▸ Teks Bacaan:
Kawanku semua yang dirahmati Allah, Aku berkisah diriku,sejak umpatan ibuku hidupku tidak karuan tanpa kendali,nah dari hal ini aku mengawali tulisan ini,Aku memohon pada kaum ibu, berhati hatilah membawa lisanmu terhadap anak anakmu, inilah ceritaku Satu ketika di saat kecil seumuran 11 tahunan aku sangat bandel, dan satu saat ibuku pernah mengumpat tidak sadar karena saking gerangnya , "BAJINGAN KAMU,masih kecil kalau main sebelum senja belum pulang " dan kini aku masih merasakan kehidupan yang begitu sulit, banyak menjamah komunitas komunitas yang jauh dari iman, Ibu maafkan aku dulu, kembalikan do'amu,agar kehidupanku kembali normal,Amiiin (pintaku lirih ) mulianya seorang ibu,
yang tak bisa digantikan apapun, allah pun mengistimewakan ibu dengan
doa yang cepat diijabahi, bahkan seribu ulama jika dikumpulkan terus
berdoa bersama takkan mampu menyaingi doa seorang ibu yang tulus,
betapa mulianya ibu bukan? lantas jika engkau berbuat salah kepada ibu
terus mereka mendoaakan yang buruk padamu? apakah juga langsung
dikabulkan Allah ? seperti cerita malin kundang? kasihan kan anaknya?

▸ Latihan Singkat:
Tuliskan kembali seluruh teks bacaan di atas tentang umpatan dan doa seorang ibu, kata demi kata tanpa perubahan apa pun.

▸ Bahan yang Disediakan:
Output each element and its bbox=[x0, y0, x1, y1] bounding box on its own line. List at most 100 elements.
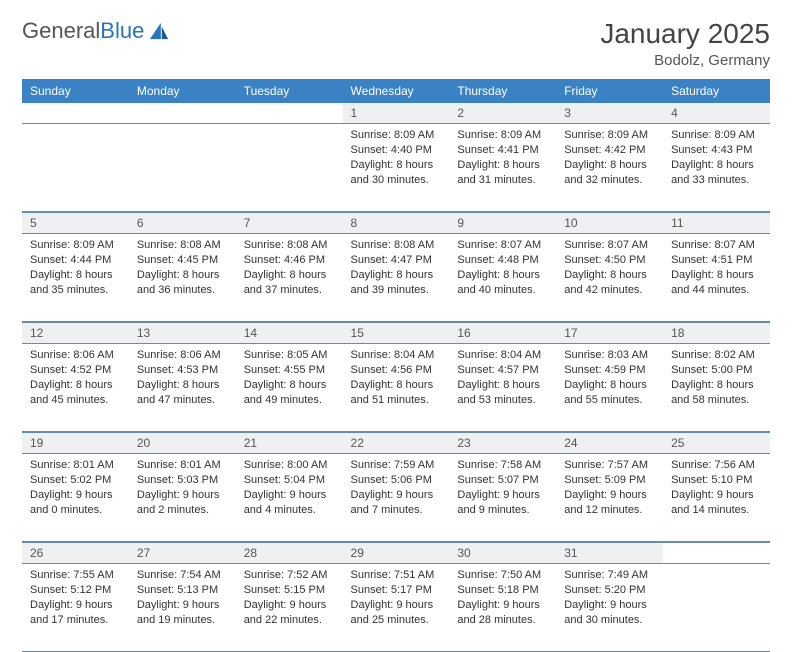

▸ Jawaban Tertulis:
Kawanku semua yang dirahmati Allah, Aku berkisah diriku,sejak umpatan ibuku hidupku tidak karuan tanpa kendali,nah dari hal ini aku mengawali tulisan ini,Aku memohon pada kaum ibu, berhati hatilah membawa lisanmu terhadap anak anakmu, inilah ceritaku Satu ketika di saat kecil seumuran 11 tahunan aku sangat bandel, dan satu saat ibuku pernah mengumpat tidak sadar karena saking gerangnya , "BAJINGAN KAMU,masih kecil kalau main sebelum senja belum pulang " dan kini aku masih merasakan kehidupan yang begitu sulit, banyak menjamah komunitas komunitas yang jauh dari iman, Ibu maafkan aku dulu, kembalikan do'amu,agar kehidupanku kembali normal,Amiiin (pintaku lirih ) mulianya seorang ibu,
yang tak bisa digantikan apapun, allah pun mengistimewakan ibu dengan
doa yang cepat diijabahi, bahkan seribu ulama jika dikumpulkan terus
berdoa bersama takkan mampu menyaingi doa seorang ibu yang tulus,
betapa mulianya ibu bukan? lantas jika engkau berbuat salah kepada ibu
terus mereka mendoaakan yang buruk padamu? apakah juga langsung
dikabulkan Allah ? seperti cerita malin kundang? kasihan kan anaknya?